Problem requirements: The listing below must be repeated word for word, with its images excluded.

Stored records:

——

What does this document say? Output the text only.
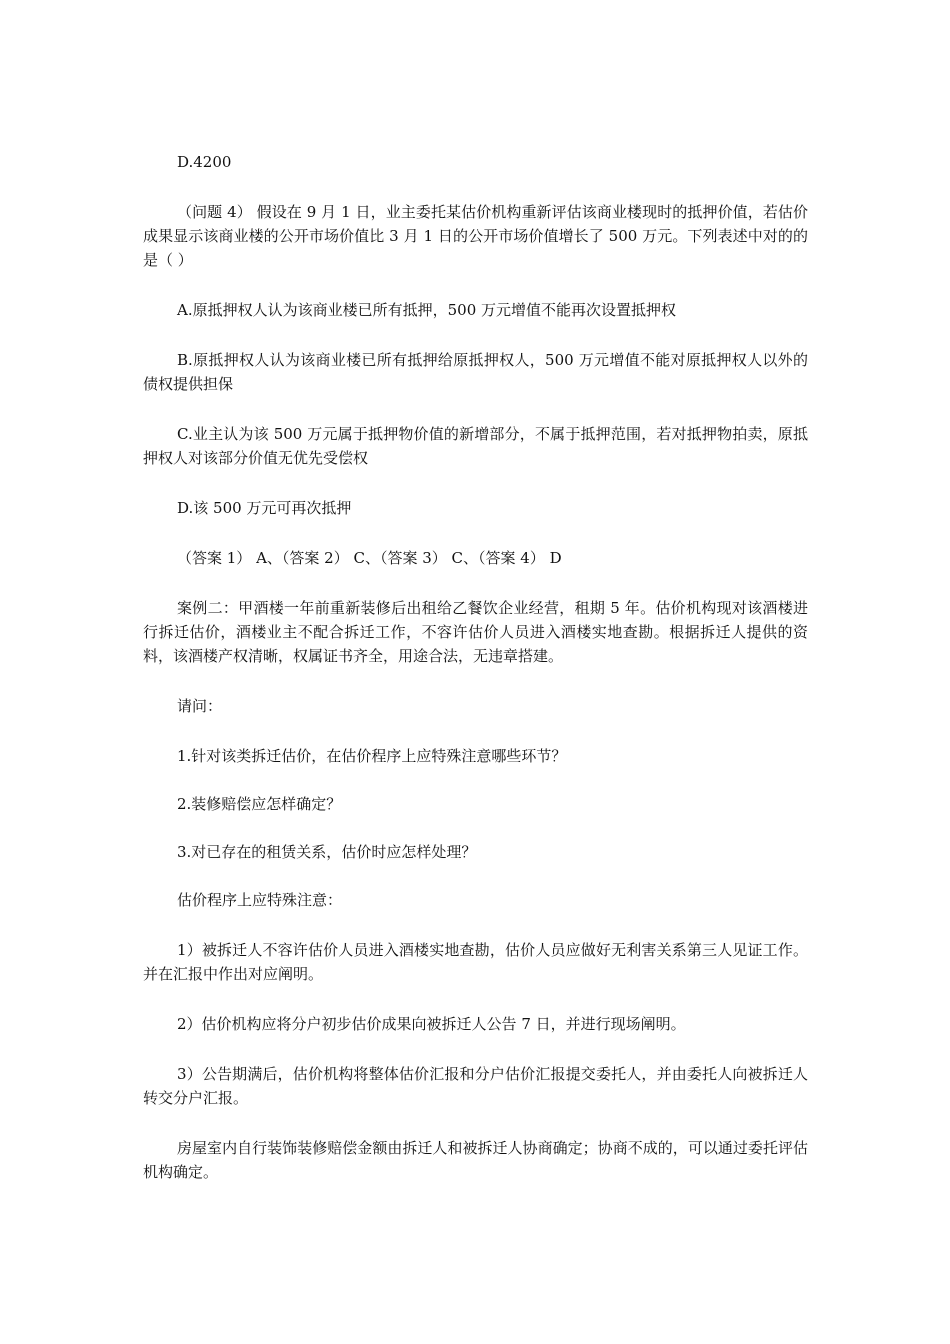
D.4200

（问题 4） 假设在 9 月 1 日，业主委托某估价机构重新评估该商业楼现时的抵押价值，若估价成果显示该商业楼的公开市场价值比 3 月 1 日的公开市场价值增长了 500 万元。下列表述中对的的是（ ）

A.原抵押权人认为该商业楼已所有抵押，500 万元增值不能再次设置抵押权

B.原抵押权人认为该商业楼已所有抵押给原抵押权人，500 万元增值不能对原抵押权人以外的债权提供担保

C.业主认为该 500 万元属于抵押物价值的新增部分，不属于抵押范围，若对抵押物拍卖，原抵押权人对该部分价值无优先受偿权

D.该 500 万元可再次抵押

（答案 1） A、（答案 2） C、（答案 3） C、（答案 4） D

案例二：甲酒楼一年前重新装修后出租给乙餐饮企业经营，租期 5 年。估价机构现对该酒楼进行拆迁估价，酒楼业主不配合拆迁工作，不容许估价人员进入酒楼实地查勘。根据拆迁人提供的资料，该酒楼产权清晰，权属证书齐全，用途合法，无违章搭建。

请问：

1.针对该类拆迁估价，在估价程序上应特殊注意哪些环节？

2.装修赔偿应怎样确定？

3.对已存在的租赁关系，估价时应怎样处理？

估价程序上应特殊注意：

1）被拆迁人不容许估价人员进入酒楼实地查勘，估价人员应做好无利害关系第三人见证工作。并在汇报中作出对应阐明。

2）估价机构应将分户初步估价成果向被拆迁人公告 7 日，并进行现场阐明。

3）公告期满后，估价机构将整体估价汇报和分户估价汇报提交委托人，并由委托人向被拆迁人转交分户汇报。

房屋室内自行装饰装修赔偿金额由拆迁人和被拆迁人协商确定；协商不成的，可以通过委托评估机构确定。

——

Response:
What does this document say? Output the text only.
D.4200

（问题 4） 假设在 9 月 1 日，业主委托某估价机构重新评估该商业楼现时的抵押价值，若估价成果显示该商业楼的公开市场价值比 3 月 1 日的公开市场价值增长了 500 万元。下列表述中对的的是（ ）

A.原抵押权人认为该商业楼已所有抵押，500 万元增值不能再次设置抵押权

B.原抵押权人认为该商业楼已所有抵押给原抵押权人，500 万元增值不能对原抵押权人以外的债权提供担保

C.业主认为该 500 万元属于抵押物价值的新增部分，不属于抵押范围，若对抵押物拍卖，原抵押权人对该部分价值无优先受偿权

D.该 500 万元可再次抵押

（答案 1） A、（答案 2） C、（答案 3） C、（答案 4） D

案例二：甲酒楼一年前重新装修后出租给乙餐饮企业经营，租期 5 年。估价机构现对该酒楼进行拆迁估价，酒楼业主不配合拆迁工作，不容许估价人员进入酒楼实地查勘。根据拆迁人提供的资料，该酒楼产权清晰，权属证书齐全，用途合法，无违章搭建。

请问：

1.针对该类拆迁估价，在估价程序上应特殊注意哪些环节？

2.装修赔偿应怎样确定？

3.对已存在的租赁关系，估价时应怎样处理？

估价程序上应特殊注意：

1）被拆迁人不容许估价人员进入酒楼实地查勘，估价人员应做好无利害关系第三人见证工作。并在汇报中作出对应阐明。

2）估价机构应将分户初步估价成果向被拆迁人公告 7 日，并进行现场阐明。

3）公告期满后，估价机构将整体估价汇报和分户估价汇报提交委托人，并由委托人向被拆迁人转交分户汇报。

房屋室内自行装饰装修赔偿金额由拆迁人和被拆迁人协商确定；协商不成的，可以通过委托评估机构确定。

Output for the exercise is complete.